**** MATERIAL FOR THIS EXERCISE ****
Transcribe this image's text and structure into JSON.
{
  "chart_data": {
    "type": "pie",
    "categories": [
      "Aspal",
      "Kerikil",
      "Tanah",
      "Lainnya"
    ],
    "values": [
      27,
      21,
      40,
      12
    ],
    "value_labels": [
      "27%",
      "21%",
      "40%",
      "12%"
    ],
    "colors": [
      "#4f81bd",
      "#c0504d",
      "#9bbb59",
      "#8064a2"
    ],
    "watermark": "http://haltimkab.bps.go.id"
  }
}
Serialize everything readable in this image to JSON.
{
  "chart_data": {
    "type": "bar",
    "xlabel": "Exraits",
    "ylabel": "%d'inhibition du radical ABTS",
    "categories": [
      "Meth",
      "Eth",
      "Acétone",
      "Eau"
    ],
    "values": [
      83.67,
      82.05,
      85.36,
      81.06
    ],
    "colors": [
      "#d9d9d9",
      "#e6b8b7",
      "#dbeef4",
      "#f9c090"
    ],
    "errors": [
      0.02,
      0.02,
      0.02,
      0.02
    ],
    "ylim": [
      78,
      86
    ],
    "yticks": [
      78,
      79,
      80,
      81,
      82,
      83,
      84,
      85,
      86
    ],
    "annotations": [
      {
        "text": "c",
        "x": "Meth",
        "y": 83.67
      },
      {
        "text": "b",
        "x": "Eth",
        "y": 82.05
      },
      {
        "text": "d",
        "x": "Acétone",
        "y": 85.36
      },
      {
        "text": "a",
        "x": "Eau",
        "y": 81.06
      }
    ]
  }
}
****
▸ WORK REQUIRED
The records above are to be repeated exactly, in their entirety.

▸ TASK RESULT
Transcribe this image's text and structure into JSON.
{
  "chart_data": {
    "type": "pie",
    "categories": [
      "Aspal",
      "Kerikil",
      "Tanah",
      "Lainnya"
    ],
    "values": [
      27,
      21,
      40,
      12
    ],
    "value_labels": [
      "27%",
      "21%",
      "40%",
      "12%"
    ],
    "colors": [
      "#4f81bd",
      "#c0504d",
      "#9bbb59",
      "#8064a2"
    ],
    "watermark": "http://haltimkab.bps.go.id"
  }
}
Serialize everything readable in this image to JSON.
{
  "chart_data": {
    "type": "bar",
    "xlabel": "Exraits",
    "ylabel": "%d'inhibition du radical ABTS",
    "categories": [
      "Meth",
      "Eth",
      "Acétone",
      "Eau"
    ],
    "values": [
      83.67,
      82.05,
      85.36,
      81.06
    ],
    "colors": [
      "#d9d9d9",
      "#e6b8b7",
      "#dbeef4",
      "#f9c090"
    ],
    "errors": [
      0.02,
      0.02,
      0.02,
      0.02
    ],
    "ylim": [
      78,
      86
    ],
    "yticks": [
      78,
      79,
      80,
      81,
      82,
      83,
      84,
      85,
      86
    ],
    "annotations": [
      {
        "text": "c",
        "x": "Meth",
        "y": 83.67
      },
      {
        "text": "b",
        "x": "Eth",
        "y": 82.05
      },
      {
        "text": "d",
        "x": "Acétone",
        "y": 85.36
      },
      {
        "text": "a",
        "x": "Eau",
        "y": 81.06
      }
    ]
  }
}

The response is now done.